§ **Aim of the task**
Your task is to quote the material that follows, in full and exactly.

§ **Records provided**
☆ ☆ ☆ ☆
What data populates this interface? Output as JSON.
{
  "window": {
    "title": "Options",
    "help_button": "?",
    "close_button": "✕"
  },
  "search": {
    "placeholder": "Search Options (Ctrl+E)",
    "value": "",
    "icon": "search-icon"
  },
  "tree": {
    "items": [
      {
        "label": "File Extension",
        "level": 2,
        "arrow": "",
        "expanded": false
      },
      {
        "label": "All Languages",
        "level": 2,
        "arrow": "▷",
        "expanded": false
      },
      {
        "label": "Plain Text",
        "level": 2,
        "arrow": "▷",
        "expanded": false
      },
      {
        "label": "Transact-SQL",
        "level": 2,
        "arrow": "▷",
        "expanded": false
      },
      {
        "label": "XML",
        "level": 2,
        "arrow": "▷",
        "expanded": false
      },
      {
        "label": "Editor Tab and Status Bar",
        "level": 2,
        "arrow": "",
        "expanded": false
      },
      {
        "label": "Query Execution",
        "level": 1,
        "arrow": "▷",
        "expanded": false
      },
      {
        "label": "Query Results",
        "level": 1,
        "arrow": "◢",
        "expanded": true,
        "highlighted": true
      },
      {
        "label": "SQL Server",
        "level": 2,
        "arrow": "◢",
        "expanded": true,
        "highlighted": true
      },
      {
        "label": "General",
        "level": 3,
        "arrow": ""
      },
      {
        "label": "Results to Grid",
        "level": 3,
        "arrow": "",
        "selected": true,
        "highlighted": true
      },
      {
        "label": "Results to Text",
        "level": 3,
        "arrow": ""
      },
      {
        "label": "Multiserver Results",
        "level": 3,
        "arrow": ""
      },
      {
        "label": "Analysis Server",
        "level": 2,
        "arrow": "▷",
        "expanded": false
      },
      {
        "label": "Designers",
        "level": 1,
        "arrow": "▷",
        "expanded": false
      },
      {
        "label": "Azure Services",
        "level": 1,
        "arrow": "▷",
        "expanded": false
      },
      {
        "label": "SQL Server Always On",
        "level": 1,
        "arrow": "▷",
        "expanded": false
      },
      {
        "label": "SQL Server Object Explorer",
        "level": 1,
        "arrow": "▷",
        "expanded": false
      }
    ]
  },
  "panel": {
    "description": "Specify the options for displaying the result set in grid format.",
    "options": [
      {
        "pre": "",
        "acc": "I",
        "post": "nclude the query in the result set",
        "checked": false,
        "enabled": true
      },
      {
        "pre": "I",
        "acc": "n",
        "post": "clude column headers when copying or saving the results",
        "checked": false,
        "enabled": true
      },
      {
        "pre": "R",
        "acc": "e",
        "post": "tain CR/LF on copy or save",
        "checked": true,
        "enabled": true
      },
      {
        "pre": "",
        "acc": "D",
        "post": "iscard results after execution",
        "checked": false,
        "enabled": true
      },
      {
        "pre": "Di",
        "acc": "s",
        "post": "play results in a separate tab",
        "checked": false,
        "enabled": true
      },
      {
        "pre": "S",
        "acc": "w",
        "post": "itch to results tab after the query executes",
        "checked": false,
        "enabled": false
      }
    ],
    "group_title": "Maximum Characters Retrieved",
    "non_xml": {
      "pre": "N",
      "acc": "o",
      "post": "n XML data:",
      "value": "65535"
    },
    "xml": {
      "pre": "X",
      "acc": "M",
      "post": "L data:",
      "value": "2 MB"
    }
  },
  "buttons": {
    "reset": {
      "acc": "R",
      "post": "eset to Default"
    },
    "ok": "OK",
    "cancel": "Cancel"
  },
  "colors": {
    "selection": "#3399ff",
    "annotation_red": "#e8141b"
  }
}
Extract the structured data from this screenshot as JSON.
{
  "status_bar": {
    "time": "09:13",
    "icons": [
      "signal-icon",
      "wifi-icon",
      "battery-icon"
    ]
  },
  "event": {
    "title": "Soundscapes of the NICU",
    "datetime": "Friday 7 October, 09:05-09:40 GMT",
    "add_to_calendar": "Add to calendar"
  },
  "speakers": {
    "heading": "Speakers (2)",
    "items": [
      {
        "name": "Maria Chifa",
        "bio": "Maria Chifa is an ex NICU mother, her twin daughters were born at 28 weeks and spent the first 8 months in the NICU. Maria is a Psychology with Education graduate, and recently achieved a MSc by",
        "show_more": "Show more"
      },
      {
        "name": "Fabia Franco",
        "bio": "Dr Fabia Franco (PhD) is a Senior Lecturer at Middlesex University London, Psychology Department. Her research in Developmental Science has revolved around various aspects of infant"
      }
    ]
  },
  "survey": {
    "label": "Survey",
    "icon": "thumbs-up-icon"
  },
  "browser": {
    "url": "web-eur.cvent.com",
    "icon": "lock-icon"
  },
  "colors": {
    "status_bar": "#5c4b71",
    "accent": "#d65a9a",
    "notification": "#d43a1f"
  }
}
☆ ☆ ☆ ☆
§ **Task answer**
What data populates this interface? Output as JSON.
{
  "window": {
    "title": "Options",
    "help_button": "?",
    "close_button": "✕"
  },
  "search": {
    "placeholder": "Search Options (Ctrl+E)",
    "value": "",
    "icon": "search-icon"
  },
  "tree": {
    "items": [
      {
        "label": "File Extension",
        "level": 2,
        "arrow": "",
        "expanded": false
      },
      {
        "label": "All Languages",
        "level": 2,
        "arrow": "▷",
        "expanded": false
      },
      {
        "label": "Plain Text",
        "level": 2,
        "arrow": "▷",
        "expanded": false
      },
      {
        "label": "Transact-SQL",
        "level": 2,
        "arrow": "▷",
        "expanded": false
      },
      {
        "label": "XML",
        "level": 2,
        "arrow": "▷",
        "expanded": false
      },
      {
        "label": "Editor Tab and Status Bar",
        "level": 2,
        "arrow": "",
        "expanded": false
      },
      {
        "label": "Query Execution",
        "level": 1,
        "arrow": "▷",
        "expanded": false
      },
      {
        "label": "Query Results",
        "level": 1,
        "arrow": "◢",
        "expanded": true,
        "highlighted": true
      },
      {
        "label": "SQL Server",
        "level": 2,
        "arrow": "◢",
        "expanded": true,
        "highlighted": true
      },
      {
        "label": "General",
        "level": 3,
        "arrow": ""
      },
      {
        "label": "Results to Grid",
        "level": 3,
        "arrow": "",
        "selected": true,
        "highlighted": true
      },
      {
        "label": "Results to Text",
        "level": 3,
        "arrow": ""
      },
      {
        "label": "Multiserver Results",
        "level": 3,
        "arrow": ""
      },
      {
        "label": "Analysis Server",
        "level": 2,
        "arrow": "▷",
        "expanded": false
      },
      {
        "label": "Designers",
        "level": 1,
        "arrow": "▷",
        "expanded": false
      },
      {
        "label": "Azure Services",
        "level": 1,
        "arrow": "▷",
        "expanded": false
      },
      {
        "label": "SQL Server Always On",
        "level": 1,
        "arrow": "▷",
        "expanded": false
      },
      {
        "label": "SQL Server Object Explorer",
        "level": 1,
        "arrow": "▷",
        "expanded": false
      }
    ]
  },
  "panel": {
    "description": "Specify the options for displaying the result set in grid format.",
    "options": [
      {
        "pre": "",
        "acc": "I",
        "post": "nclude the query in the result set",
        "checked": false,
        "enabled": true
      },
      {
        "pre": "I",
        "acc": "n",
        "post": "clude column headers when copying or saving the results",
        "checked": false,
        "enabled": true
      },
      {
        "pre": "R",
        "acc": "e",
        "post": "tain CR/LF on copy or save",
        "checked": true,
        "enabled": true
      },
      {
        "pre": "",
        "acc": "D",
        "post": "iscard results after execution",
        "checked": false,
        "enabled": true
      },
      {
        "pre": "Di",
        "acc": "s",
        "post": "play results in a separate tab",
        "checked": false,
        "enabled": true
      },
      {
        "pre": "S",
        "acc": "w",
        "post": "itch to results tab after the query executes",
        "checked": false,
        "enabled": false
      }
    ],
    "group_title": "Maximum Characters Retrieved",
    "non_xml": {
      "pre": "N",
      "acc": "o",
      "post": "n XML data:",
      "value": "65535"
    },
    "xml": {
      "pre": "X",
      "acc": "M",
      "post": "L data:",
      "value": "2 MB"
    }
  },
  "buttons": {
    "reset": {
      "acc": "R",
      "post": "eset to Default"
    },
    "ok": "OK",
    "cancel": "Cancel"
  },
  "colors": {
    "selection": "#3399ff",
    "annotation_red": "#e8141b"
  }
}
Extract the structured data from this screenshot as JSON.
{
  "status_bar": {
    "time": "09:13",
    "icons": [
      "signal-icon",
      "wifi-icon",
      "battery-icon"
    ]
  },
  "event": {
    "title": "Soundscapes of the NICU",
    "datetime": "Friday 7 October, 09:05-09:40 GMT",
    "add_to_calendar": "Add to calendar"
  },
  "speakers": {
    "heading": "Speakers (2)",
    "items": [
      {
        "name": "Maria Chifa",
        "bio": "Maria Chifa is an ex NICU mother, her twin daughters were born at 28 weeks and spent the first 8 months in the NICU. Maria is a Psychology with Education graduate, and recently achieved a MSc by",
        "show_more": "Show more"
      },
      {
        "name": "Fabia Franco",
        "bio": "Dr Fabia Franco (PhD) is a Senior Lecturer at Middlesex University London, Psychology Department. Her research in Developmental Science has revolved around various aspects of infant"
      }
    ]
  },
  "survey": {
    "label": "Survey",
    "icon": "thumbs-up-icon"
  },
  "browser": {
    "url": "web-eur.cvent.com",
    "icon": "lock-icon"
  },
  "colors": {
    "status_bar": "#5c4b71",
    "accent": "#d65a9a",
    "notification": "#d43a1f"
  }
}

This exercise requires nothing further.